__YOUR TASK__: Please reproduce every record, keeping each one exactly as written.

__RECORDED INFORMATION__:
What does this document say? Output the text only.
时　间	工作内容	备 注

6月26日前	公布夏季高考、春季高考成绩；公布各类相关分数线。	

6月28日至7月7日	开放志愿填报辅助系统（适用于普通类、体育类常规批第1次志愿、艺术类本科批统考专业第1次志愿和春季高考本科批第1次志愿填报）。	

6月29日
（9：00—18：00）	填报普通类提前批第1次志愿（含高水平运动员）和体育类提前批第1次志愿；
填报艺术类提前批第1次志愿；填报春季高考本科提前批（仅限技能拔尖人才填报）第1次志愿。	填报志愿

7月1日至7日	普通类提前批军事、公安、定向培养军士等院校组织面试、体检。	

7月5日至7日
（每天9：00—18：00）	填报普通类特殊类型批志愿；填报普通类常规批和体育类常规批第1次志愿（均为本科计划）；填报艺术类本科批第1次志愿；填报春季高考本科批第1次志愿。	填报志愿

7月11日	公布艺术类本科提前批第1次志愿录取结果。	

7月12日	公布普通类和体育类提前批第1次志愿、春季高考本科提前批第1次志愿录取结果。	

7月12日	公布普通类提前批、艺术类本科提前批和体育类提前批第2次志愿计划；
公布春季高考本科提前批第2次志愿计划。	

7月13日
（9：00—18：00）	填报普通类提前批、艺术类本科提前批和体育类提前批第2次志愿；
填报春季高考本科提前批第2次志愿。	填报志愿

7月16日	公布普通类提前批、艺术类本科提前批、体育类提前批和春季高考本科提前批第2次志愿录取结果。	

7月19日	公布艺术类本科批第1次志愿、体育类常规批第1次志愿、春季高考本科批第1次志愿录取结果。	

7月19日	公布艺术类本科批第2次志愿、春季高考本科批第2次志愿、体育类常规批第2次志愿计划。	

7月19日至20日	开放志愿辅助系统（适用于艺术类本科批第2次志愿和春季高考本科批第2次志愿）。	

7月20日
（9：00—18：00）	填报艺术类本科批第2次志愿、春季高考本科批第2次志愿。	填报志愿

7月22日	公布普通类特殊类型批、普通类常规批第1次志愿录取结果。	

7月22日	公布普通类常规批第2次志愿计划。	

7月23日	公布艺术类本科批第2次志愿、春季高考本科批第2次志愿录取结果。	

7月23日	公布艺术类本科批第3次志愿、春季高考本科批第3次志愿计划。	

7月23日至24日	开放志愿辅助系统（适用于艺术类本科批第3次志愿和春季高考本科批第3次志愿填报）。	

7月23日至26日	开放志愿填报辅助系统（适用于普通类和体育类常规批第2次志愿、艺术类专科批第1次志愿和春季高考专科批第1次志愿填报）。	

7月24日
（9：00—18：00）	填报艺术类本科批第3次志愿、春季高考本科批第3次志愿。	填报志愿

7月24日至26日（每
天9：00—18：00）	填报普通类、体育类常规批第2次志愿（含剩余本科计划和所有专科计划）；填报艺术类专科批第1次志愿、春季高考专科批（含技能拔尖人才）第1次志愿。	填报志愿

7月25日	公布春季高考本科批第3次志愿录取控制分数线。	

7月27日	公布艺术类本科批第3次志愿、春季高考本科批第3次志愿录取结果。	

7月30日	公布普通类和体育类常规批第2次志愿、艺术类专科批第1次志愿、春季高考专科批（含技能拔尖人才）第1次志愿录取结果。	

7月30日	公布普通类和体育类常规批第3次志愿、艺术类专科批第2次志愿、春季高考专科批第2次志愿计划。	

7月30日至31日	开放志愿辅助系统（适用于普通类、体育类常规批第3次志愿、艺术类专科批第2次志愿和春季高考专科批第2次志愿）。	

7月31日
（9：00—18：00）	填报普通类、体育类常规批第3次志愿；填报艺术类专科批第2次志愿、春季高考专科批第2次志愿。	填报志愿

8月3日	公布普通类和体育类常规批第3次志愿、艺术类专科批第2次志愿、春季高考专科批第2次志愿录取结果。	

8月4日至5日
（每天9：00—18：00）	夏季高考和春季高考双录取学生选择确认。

__RESULT FOR THIS TASK__:
What does this document say? Output the text only.
时　间	工作内容	备 注

6月26日前	公布夏季高考、春季高考成绩；公布各类相关分数线。	

6月28日至7月7日	开放志愿填报辅助系统（适用于普通类、体育类常规批第1次志愿、艺术类本科批统考专业第1次志愿和春季高考本科批第1次志愿填报）。	

6月29日
（9：00—18：00）	填报普通类提前批第1次志愿（含高水平运动员）和体育类提前批第1次志愿；
填报艺术类提前批第1次志愿；填报春季高考本科提前批（仅限技能拔尖人才填报）第1次志愿。	填报志愿

7月1日至7日	普通类提前批军事、公安、定向培养军士等院校组织面试、体检。	

7月5日至7日
（每天9：00—18：00）	填报普通类特殊类型批志愿；填报普通类常规批和体育类常规批第1次志愿（均为本科计划）；填报艺术类本科批第1次志愿；填报春季高考本科批第1次志愿。	填报志愿

7月11日	公布艺术类本科提前批第1次志愿录取结果。	

7月12日	公布普通类和体育类提前批第1次志愿、春季高考本科提前批第1次志愿录取结果。	

7月12日	公布普通类提前批、艺术类本科提前批和体育类提前批第2次志愿计划；
公布春季高考本科提前批第2次志愿计划。	

7月13日
（9：00—18：00）	填报普通类提前批、艺术类本科提前批和体育类提前批第2次志愿；
填报春季高考本科提前批第2次志愿。	填报志愿

7月16日	公布普通类提前批、艺术类本科提前批、体育类提前批和春季高考本科提前批第2次志愿录取结果。	

7月19日	公布艺术类本科批第1次志愿、体育类常规批第1次志愿、春季高考本科批第1次志愿录取结果。	

7月19日	公布艺术类本科批第2次志愿、春季高考本科批第2次志愿、体育类常规批第2次志愿计划。	

7月19日至20日	开放志愿辅助系统（适用于艺术类本科批第2次志愿和春季高考本科批第2次志愿）。	

7月20日
（9：00—18：00）	填报艺术类本科批第2次志愿、春季高考本科批第2次志愿。	填报志愿

7月22日	公布普通类特殊类型批、普通类常规批第1次志愿录取结果。	

7月22日	公布普通类常规批第2次志愿计划。	

7月23日	公布艺术类本科批第2次志愿、春季高考本科批第2次志愿录取结果。	

7月23日	公布艺术类本科批第3次志愿、春季高考本科批第3次志愿计划。	

7月23日至24日	开放志愿辅助系统（适用于艺术类本科批第3次志愿和春季高考本科批第3次志愿填报）。	

7月23日至26日	开放志愿填报辅助系统（适用于普通类和体育类常规批第2次志愿、艺术类专科批第1次志愿和春季高考专科批第1次志愿填报）。	

7月24日
（9：00—18：00）	填报艺术类本科批第3次志愿、春季高考本科批第3次志愿。	填报志愿

7月24日至26日（每
天9：00—18：00）	填报普通类、体育类常规批第2次志愿（含剩余本科计划和所有专科计划）；填报艺术类专科批第1次志愿、春季高考专科批（含技能拔尖人才）第1次志愿。	填报志愿

7月25日	公布春季高考本科批第3次志愿录取控制分数线。	

7月27日	公布艺术类本科批第3次志愿、春季高考本科批第3次志愿录取结果。	

7月30日	公布普通类和体育类常规批第2次志愿、艺术类专科批第1次志愿、春季高考专科批（含技能拔尖人才）第1次志愿录取结果。	

7月30日	公布普通类和体育类常规批第3次志愿、艺术类专科批第2次志愿、春季高考专科批第2次志愿计划。	

7月30日至31日	开放志愿辅助系统（适用于普通类、体育类常规批第3次志愿、艺术类专科批第2次志愿和春季高考专科批第2次志愿）。	

7月31日
（9：00—18：00）	填报普通类、体育类常规批第3次志愿；填报艺术类专科批第2次志愿、春季高考专科批第2次志愿。	填报志愿

8月3日	公布普通类和体育类常规批第3次志愿、艺术类专科批第2次志愿、春季高考专科批第2次志愿录取结果。	

8月4日至5日
（每天9：00—18：00）	夏季高考和春季高考双录取学生选择确认。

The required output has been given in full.